Problem to solve: Determine how many lines of the records include "more", and answer with the number alone.

[start]

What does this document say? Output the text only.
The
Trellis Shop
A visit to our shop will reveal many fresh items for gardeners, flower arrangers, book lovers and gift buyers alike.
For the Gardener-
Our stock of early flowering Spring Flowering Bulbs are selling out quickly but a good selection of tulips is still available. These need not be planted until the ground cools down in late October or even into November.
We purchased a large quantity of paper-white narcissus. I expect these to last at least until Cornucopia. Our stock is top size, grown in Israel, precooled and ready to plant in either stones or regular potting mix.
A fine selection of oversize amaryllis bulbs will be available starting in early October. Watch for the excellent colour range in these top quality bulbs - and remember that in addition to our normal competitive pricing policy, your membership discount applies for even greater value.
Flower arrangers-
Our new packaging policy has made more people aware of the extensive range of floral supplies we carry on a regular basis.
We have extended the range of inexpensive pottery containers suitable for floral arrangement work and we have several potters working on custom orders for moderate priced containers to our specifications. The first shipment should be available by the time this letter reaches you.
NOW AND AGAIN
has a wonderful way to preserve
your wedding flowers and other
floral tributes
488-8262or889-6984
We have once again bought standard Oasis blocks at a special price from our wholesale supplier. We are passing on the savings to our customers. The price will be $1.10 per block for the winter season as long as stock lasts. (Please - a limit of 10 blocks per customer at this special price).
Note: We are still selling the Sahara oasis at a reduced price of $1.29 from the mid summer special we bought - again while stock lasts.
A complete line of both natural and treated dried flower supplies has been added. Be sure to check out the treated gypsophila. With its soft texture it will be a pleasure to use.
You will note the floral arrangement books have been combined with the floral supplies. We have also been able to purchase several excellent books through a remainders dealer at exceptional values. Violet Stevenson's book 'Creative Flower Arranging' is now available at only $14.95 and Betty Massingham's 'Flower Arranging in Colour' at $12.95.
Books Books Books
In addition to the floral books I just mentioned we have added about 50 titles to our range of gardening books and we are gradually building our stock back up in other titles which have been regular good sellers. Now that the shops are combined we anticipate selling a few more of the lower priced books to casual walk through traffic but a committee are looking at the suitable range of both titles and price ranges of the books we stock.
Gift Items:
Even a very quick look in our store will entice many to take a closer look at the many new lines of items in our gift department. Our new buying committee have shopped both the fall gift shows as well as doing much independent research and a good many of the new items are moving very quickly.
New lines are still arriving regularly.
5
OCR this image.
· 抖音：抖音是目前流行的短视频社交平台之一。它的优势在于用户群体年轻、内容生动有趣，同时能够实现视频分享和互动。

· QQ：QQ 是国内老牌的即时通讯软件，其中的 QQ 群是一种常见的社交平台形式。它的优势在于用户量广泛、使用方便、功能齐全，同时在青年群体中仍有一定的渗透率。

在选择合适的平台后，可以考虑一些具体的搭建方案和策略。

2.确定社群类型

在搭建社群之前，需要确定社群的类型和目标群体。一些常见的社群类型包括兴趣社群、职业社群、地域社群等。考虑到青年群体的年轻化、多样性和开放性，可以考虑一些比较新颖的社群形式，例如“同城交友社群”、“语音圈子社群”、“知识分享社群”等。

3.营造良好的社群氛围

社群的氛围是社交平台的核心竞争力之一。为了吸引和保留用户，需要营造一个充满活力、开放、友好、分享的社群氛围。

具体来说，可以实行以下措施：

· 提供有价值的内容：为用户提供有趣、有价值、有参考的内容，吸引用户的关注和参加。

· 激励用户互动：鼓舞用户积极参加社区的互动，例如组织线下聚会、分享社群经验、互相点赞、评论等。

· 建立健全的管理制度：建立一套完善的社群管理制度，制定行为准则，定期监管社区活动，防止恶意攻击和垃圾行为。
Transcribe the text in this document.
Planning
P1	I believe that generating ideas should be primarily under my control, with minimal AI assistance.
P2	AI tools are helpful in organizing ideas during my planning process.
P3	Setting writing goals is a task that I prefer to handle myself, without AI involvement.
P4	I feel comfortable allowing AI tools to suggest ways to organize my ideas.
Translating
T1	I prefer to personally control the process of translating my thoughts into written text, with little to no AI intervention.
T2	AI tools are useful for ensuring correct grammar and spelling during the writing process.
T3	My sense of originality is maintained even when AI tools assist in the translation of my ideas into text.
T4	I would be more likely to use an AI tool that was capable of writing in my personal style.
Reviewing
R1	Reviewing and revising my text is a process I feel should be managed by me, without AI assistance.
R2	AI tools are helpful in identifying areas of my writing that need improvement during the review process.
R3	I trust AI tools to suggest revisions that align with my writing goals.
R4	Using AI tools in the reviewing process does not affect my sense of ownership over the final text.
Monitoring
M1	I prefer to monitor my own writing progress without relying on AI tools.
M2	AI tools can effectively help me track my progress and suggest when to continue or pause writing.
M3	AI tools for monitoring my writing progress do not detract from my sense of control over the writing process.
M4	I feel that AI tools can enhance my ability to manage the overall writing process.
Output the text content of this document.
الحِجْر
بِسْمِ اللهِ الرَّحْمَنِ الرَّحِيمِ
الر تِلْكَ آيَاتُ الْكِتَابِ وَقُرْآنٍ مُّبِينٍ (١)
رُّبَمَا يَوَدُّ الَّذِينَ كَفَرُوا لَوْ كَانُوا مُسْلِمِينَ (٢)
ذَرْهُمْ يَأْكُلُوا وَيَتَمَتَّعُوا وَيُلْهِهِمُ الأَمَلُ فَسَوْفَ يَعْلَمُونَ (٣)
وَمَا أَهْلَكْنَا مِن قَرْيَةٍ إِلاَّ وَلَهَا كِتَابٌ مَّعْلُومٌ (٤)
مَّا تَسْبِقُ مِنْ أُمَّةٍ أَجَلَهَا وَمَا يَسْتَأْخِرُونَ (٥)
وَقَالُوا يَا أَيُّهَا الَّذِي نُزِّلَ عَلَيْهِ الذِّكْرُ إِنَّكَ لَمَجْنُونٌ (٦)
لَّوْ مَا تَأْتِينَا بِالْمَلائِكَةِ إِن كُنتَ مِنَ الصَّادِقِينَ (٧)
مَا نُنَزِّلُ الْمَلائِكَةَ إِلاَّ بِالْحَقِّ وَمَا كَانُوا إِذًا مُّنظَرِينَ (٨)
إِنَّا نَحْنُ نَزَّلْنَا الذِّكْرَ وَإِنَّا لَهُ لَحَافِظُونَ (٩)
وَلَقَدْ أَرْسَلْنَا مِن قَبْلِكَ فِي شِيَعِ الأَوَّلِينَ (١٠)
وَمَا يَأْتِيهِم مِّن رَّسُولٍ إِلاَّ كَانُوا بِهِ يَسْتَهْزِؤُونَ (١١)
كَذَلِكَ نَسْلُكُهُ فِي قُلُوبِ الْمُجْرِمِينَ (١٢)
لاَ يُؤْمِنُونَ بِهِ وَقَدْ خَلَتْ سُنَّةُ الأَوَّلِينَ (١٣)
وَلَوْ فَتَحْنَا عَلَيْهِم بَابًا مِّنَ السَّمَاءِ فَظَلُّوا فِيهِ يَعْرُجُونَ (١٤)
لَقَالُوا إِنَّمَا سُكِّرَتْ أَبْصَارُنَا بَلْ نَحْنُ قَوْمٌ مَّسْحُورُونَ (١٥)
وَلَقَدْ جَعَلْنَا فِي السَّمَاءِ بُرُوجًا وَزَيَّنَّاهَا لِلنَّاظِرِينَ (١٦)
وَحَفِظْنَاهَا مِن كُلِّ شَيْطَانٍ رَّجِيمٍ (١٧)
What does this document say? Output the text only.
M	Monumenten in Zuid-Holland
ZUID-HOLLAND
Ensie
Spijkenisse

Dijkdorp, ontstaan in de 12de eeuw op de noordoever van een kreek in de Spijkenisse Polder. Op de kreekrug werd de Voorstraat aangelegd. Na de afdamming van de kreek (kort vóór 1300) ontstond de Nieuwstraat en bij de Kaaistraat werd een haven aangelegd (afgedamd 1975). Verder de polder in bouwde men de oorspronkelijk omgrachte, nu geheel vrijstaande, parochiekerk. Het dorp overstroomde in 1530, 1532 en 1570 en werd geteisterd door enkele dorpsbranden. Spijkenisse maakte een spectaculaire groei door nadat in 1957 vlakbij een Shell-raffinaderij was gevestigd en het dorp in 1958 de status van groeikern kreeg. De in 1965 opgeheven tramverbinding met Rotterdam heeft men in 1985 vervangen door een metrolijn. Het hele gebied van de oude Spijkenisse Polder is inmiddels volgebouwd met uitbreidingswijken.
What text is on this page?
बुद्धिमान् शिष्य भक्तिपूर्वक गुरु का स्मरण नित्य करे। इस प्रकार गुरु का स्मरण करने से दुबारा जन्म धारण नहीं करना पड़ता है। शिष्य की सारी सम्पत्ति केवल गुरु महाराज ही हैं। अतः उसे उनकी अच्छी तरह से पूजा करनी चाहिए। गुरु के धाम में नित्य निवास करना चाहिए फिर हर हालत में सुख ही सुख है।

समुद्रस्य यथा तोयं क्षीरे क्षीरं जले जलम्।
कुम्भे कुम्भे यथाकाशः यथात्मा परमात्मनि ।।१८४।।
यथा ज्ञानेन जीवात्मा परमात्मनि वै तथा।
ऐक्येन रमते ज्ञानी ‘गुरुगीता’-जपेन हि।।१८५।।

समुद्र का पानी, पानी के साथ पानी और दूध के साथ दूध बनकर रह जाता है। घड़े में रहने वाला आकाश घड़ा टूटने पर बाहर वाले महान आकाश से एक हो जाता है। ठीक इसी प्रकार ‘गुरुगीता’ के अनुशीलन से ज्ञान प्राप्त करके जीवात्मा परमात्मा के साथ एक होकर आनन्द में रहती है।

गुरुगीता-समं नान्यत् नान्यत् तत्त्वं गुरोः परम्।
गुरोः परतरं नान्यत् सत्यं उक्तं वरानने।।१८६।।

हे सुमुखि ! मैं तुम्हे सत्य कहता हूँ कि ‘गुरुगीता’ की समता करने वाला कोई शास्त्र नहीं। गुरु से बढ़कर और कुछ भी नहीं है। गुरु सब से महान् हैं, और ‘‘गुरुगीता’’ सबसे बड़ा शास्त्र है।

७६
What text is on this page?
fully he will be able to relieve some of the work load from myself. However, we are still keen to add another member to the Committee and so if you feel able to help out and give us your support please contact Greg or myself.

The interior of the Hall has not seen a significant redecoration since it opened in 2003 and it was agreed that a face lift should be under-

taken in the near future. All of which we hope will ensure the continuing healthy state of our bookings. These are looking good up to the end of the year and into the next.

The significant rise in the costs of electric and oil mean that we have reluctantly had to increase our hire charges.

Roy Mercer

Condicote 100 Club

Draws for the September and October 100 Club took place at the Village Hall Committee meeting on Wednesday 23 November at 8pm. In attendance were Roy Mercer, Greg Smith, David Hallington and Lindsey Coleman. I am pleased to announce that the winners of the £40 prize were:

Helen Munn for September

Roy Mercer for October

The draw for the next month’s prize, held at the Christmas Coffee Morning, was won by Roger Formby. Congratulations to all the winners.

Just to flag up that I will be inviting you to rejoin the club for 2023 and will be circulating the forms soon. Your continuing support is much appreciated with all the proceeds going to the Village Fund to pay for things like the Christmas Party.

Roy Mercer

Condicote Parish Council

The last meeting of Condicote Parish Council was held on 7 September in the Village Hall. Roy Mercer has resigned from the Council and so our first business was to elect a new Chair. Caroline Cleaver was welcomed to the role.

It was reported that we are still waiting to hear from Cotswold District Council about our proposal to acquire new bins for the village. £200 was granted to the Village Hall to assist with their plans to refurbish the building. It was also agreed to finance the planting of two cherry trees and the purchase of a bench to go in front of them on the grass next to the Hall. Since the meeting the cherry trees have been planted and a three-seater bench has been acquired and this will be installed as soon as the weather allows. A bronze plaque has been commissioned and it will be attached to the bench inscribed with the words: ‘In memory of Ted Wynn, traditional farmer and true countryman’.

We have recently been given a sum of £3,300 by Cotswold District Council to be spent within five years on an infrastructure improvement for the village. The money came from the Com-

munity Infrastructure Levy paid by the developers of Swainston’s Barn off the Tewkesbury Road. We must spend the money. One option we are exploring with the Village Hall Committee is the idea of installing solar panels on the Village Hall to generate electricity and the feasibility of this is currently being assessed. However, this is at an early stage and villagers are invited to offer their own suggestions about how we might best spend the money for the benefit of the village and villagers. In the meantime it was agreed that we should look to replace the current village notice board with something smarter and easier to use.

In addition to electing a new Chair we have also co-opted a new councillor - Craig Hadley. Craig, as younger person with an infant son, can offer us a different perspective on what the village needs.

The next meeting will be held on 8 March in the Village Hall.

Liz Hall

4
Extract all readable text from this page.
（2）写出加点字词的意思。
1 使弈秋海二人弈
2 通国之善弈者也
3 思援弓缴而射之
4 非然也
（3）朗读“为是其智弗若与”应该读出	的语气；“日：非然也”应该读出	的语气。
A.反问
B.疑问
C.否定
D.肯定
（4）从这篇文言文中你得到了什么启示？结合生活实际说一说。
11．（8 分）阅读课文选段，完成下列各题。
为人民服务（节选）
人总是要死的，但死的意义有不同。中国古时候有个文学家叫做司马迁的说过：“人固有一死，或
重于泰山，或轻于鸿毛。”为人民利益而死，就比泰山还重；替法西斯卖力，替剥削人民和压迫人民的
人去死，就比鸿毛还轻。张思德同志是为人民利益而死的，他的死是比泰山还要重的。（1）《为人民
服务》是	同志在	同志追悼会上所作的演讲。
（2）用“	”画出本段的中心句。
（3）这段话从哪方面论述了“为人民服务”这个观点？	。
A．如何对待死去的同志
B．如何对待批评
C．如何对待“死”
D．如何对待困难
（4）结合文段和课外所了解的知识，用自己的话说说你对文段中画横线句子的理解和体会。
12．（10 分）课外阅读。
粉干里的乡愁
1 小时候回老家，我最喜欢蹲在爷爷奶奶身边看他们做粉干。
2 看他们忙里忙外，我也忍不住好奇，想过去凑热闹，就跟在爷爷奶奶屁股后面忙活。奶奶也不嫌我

[end]

Solution to this problem: 3